WHAT IS BEING ASKED
Below are some entries. Output each one exactly as it appears.

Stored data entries

::::

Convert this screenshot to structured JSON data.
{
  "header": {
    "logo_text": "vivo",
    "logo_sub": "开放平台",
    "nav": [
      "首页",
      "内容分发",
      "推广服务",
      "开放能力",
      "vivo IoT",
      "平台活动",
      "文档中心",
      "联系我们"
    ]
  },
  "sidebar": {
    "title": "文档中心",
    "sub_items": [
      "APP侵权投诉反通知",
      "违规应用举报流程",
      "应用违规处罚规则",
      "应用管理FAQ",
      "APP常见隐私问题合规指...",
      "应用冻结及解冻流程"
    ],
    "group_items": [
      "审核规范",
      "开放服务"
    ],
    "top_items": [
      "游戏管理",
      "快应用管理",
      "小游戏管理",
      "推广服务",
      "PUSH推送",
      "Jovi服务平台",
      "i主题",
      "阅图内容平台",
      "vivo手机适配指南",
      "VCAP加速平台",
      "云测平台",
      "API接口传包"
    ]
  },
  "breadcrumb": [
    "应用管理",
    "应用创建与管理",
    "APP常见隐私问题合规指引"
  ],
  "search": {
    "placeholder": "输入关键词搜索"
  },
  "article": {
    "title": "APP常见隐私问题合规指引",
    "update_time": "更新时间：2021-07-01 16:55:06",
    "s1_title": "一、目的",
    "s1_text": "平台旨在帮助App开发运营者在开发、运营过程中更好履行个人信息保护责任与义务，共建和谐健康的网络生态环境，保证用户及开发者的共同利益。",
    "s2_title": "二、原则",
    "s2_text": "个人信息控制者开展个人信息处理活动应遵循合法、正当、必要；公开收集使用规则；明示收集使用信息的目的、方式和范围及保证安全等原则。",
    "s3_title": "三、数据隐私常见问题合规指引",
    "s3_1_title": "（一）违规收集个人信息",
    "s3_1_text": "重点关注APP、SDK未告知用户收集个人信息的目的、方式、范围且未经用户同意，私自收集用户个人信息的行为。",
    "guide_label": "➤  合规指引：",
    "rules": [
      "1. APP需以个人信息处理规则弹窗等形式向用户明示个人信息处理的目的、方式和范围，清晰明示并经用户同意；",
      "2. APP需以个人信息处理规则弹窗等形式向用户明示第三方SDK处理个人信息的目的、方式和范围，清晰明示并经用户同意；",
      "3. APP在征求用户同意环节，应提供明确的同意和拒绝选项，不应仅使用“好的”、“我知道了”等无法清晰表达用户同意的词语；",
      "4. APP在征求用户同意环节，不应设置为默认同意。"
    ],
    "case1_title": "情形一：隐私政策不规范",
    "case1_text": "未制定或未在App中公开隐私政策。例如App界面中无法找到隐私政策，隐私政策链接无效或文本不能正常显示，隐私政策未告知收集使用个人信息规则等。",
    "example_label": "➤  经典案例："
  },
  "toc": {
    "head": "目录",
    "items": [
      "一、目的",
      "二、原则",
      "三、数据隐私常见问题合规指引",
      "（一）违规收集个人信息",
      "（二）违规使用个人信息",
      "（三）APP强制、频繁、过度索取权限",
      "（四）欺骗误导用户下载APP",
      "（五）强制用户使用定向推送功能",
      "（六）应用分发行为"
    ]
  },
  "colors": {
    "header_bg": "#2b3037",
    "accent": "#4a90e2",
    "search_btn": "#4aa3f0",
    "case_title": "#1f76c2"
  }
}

::::

EXERCISE RESULT
Convert this screenshot to structured JSON data.
{
  "header": {
    "logo_text": "vivo",
    "logo_sub": "开放平台",
    "nav": [
      "首页",
      "内容分发",
      "推广服务",
      "开放能力",
      "vivo IoT",
      "平台活动",
      "文档中心",
      "联系我们"
    ]
  },
  "sidebar": {
    "title": "文档中心",
    "sub_items": [
      "APP侵权投诉反通知",
      "违规应用举报流程",
      "应用违规处罚规则",
      "应用管理FAQ",
      "APP常见隐私问题合规指...",
      "应用冻结及解冻流程"
    ],
    "group_items": [
      "审核规范",
      "开放服务"
    ],
    "top_items": [
      "游戏管理",
      "快应用管理",
      "小游戏管理",
      "推广服务",
      "PUSH推送",
      "Jovi服务平台",
      "i主题",
      "阅图内容平台",
      "vivo手机适配指南",
      "VCAP加速平台",
      "云测平台",
      "API接口传包"
    ]
  },
  "breadcrumb": [
    "应用管理",
    "应用创建与管理",
    "APP常见隐私问题合规指引"
  ],
  "search": {
    "placeholder": "输入关键词搜索"
  },
  "article": {
    "title": "APP常见隐私问题合规指引",
    "update_time": "更新时间：2021-07-01 16:55:06",
    "s1_title": "一、目的",
    "s1_text": "平台旨在帮助App开发运营者在开发、运营过程中更好履行个人信息保护责任与义务，共建和谐健康的网络生态环境，保证用户及开发者的共同利益。",
    "s2_title": "二、原则",
    "s2_text": "个人信息控制者开展个人信息处理活动应遵循合法、正当、必要；公开收集使用规则；明示收集使用信息的目的、方式和范围及保证安全等原则。",
    "s3_title": "三、数据隐私常见问题合规指引",
    "s3_1_title": "（一）违规收集个人信息",
    "s3_1_text": "重点关注APP、SDK未告知用户收集个人信息的目的、方式、范围且未经用户同意，私自收集用户个人信息的行为。",
    "guide_label": "➤  合规指引：",
    "rules": [
      "1. APP需以个人信息处理规则弹窗等形式向用户明示个人信息处理的目的、方式和范围，清晰明示并经用户同意；",
      "2. APP需以个人信息处理规则弹窗等形式向用户明示第三方SDK处理个人信息的目的、方式和范围，清晰明示并经用户同意；",
      "3. APP在征求用户同意环节，应提供明确的同意和拒绝选项，不应仅使用“好的”、“我知道了”等无法清晰表达用户同意的词语；",
      "4. APP在征求用户同意环节，不应设置为默认同意。"
    ],
    "case1_title": "情形一：隐私政策不规范",
    "case1_text": "未制定或未在App中公开隐私政策。例如App界面中无法找到隐私政策，隐私政策链接无效或文本不能正常显示，隐私政策未告知收集使用个人信息规则等。",
    "example_label": "➤  经典案例："
  },
  "toc": {
    "head": "目录",
    "items": [
      "一、目的",
      "二、原则",
      "三、数据隐私常见问题合规指引",
      "（一）违规收集个人信息",
      "（二）违规使用个人信息",
      "（三）APP强制、频繁、过度索取权限",
      "（四）欺骗误导用户下载APP",
      "（五）强制用户使用定向推送功能",
      "（六）应用分发行为"
    ]
  },
  "colors": {
    "header_bg": "#2b3037",
    "accent": "#4a90e2",
    "search_btn": "#4aa3f0",
    "case_title": "#1f76c2"
  }
}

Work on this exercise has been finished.